- Instructions for the task -
Keep the pictures out of the copy and print all the entries below exactly.
[Start]
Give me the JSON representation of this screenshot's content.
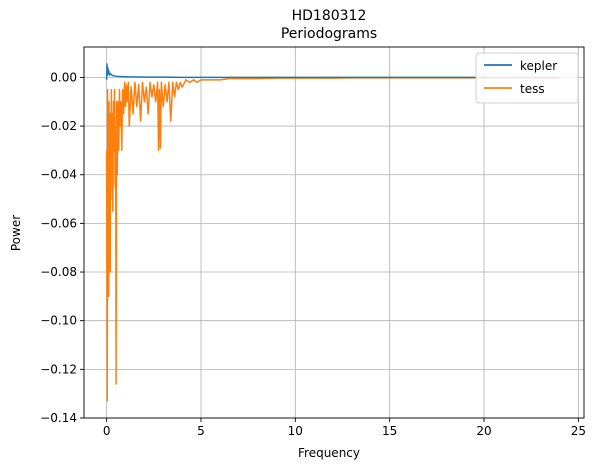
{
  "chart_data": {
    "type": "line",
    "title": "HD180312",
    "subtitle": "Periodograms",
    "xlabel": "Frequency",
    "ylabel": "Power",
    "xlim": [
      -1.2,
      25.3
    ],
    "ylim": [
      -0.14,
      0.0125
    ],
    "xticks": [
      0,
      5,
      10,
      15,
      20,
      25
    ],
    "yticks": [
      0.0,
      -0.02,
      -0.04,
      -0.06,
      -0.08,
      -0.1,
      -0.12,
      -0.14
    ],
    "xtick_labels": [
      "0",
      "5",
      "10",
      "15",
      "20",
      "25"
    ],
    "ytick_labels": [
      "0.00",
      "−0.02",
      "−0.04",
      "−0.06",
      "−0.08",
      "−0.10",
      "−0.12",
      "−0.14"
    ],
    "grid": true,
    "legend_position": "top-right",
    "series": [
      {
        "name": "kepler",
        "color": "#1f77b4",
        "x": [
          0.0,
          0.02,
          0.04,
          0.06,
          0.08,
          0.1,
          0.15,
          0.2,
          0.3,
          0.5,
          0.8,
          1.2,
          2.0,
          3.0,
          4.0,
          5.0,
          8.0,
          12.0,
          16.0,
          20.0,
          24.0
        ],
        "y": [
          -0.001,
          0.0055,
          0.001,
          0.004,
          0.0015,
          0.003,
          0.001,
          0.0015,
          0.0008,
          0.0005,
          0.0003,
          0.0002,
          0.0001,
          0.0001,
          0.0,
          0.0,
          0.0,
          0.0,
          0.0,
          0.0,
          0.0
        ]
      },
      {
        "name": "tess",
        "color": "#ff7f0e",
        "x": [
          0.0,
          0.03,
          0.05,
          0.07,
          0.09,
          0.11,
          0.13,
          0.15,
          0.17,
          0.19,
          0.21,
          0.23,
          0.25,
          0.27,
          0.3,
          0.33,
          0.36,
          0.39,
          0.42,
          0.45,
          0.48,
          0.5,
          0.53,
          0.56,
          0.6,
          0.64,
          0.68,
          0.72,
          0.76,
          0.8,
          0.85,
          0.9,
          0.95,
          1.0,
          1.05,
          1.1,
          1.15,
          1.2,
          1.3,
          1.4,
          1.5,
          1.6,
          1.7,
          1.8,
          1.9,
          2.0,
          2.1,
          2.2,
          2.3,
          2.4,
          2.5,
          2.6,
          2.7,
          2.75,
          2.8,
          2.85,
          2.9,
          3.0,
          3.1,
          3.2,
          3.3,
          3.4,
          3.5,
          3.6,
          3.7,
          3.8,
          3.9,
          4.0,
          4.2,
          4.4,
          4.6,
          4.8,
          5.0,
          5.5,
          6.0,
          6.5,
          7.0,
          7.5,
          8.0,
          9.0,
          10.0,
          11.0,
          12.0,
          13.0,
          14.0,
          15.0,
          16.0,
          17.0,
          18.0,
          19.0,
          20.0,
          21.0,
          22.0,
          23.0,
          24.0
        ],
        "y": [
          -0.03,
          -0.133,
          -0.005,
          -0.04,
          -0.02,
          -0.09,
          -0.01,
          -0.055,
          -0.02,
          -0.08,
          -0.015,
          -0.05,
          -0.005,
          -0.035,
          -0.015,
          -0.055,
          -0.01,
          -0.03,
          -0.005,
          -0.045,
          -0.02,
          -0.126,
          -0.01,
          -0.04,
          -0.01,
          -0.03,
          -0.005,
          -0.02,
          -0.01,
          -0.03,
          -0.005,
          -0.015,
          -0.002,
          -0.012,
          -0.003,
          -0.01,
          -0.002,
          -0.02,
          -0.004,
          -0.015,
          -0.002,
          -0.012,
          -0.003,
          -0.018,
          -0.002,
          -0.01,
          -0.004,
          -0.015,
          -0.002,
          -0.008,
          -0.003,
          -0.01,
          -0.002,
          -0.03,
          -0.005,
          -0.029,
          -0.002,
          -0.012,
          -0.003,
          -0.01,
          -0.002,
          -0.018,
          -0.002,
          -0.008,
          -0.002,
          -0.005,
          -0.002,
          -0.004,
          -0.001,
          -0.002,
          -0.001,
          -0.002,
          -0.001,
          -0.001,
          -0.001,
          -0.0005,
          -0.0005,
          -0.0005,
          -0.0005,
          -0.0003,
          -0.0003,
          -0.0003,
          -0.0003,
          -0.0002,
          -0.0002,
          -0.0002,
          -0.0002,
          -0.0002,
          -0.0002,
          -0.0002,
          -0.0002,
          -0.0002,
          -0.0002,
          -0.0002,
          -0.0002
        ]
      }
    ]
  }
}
[End]
- Output below -
Give me the JSON representation of this screenshot's content.
{
  "chart_data": {
    "type": "line",
    "title": "HD180312",
    "subtitle": "Periodograms",
    "xlabel": "Frequency",
    "ylabel": "Power",
    "xlim": [
      -1.2,
      25.3
    ],
    "ylim": [
      -0.14,
      0.0125
    ],
    "xticks": [
      0,
      5,
      10,
      15,
      20,
      25
    ],
    "yticks": [
      0.0,
      -0.02,
      -0.04,
      -0.06,
      -0.08,
      -0.1,
      -0.12,
      -0.14
    ],
    "xtick_labels": [
      "0",
      "5",
      "10",
      "15",
      "20",
      "25"
    ],
    "ytick_labels": [
      "0.00",
      "−0.02",
      "−0.04",
      "−0.06",
      "−0.08",
      "−0.10",
      "−0.12",
      "−0.14"
    ],
    "grid": true,
    "legend_position": "top-right",
    "series": [
      {
        "name": "kepler",
        "color": "#1f77b4",
        "x": [
          0.0,
          0.02,
          0.04,
          0.06,
          0.08,
          0.1,
          0.15,
          0.2,
          0.3,
          0.5,
          0.8,
          1.2,
          2.0,
          3.0,
          4.0,
          5.0,
          8.0,
          12.0,
          16.0,
          20.0,
          24.0
        ],
        "y": [
          -0.001,
          0.0055,
          0.001,
          0.004,
          0.0015,
          0.003,
          0.001,
          0.0015,
          0.0008,
          0.0005,
          0.0003,
          0.0002,
          0.0001,
          0.0001,
          0.0,
          0.0,
          0.0,
          0.0,
          0.0,
          0.0,
          0.0
        ]
      },
      {
        "name": "tess",
        "color": "#ff7f0e",
        "x": [
          0.0,
          0.03,
          0.05,
          0.07,
          0.09,
          0.11,
          0.13,
          0.15,
          0.17,
          0.19,
          0.21,
          0.23,
          0.25,
          0.27,
          0.3,
          0.33,
          0.36,
          0.39,
          0.42,
          0.45,
          0.48,
          0.5,
          0.53,
          0.56,
          0.6,
          0.64,
          0.68,
          0.72,
          0.76,
          0.8,
          0.85,
          0.9,
          0.95,
          1.0,
          1.05,
          1.1,
          1.15,
          1.2,
          1.3,
          1.4,
          1.5,
          1.6,
          1.7,
          1.8,
          1.9,
          2.0,
          2.1,
          2.2,
          2.3,
          2.4,
          2.5,
          2.6,
          2.7,
          2.75,
          2.8,
          2.85,
          2.9,
          3.0,
          3.1,
          3.2,
          3.3,
          3.4,
          3.5,
          3.6,
          3.7,
          3.8,
          3.9,
          4.0,
          4.2,
          4.4,
          4.6,
          4.8,
          5.0,
          5.5,
          6.0,
          6.5,
          7.0,
          7.5,
          8.0,
          9.0,
          10.0,
          11.0,
          12.0,
          13.0,
          14.0,
          15.0,
          16.0,
          17.0,
          18.0,
          19.0,
          20.0,
          21.0,
          22.0,
          23.0,
          24.0
        ],
        "y": [
          -0.03,
          -0.133,
          -0.005,
          -0.04,
          -0.02,
          -0.09,
          -0.01,
          -0.055,
          -0.02,
          -0.08,
          -0.015,
          -0.05,
          -0.005,
          -0.035,
          -0.015,
          -0.055,
          -0.01,
          -0.03,
          -0.005,
          -0.045,
          -0.02,
          -0.126,
          -0.01,
          -0.04,
          -0.01,
          -0.03,
          -0.005,
          -0.02,
          -0.01,
          -0.03,
          -0.005,
          -0.015,
          -0.002,
          -0.012,
          -0.003,
          -0.01,
          -0.002,
          -0.02,
          -0.004,
          -0.015,
          -0.002,
          -0.012,
          -0.003,
          -0.018,
          -0.002,
          -0.01,
          -0.004,
          -0.015,
          -0.002,
          -0.008,
          -0.003,
          -0.01,
          -0.002,
          -0.03,
          -0.005,
          -0.029,
          -0.002,
          -0.012,
          -0.003,
          -0.01,
          -0.002,
          -0.018,
          -0.002,
          -0.008,
          -0.002,
          -0.005,
          -0.002,
          -0.004,
          -0.001,
          -0.002,
          -0.001,
          -0.002,
          -0.001,
          -0.001,
          -0.001,
          -0.0005,
          -0.0005,
          -0.0005,
          -0.0005,
          -0.0003,
          -0.0003,
          -0.0003,
          -0.0003,
          -0.0002,
          -0.0002,
          -0.0002,
          -0.0002,
          -0.0002,
          -0.0002,
          -0.0002,
          -0.0002,
          -0.0002,
          -0.0002,
          -0.0002,
          -0.0002
        ]
      }
    ]
  }
}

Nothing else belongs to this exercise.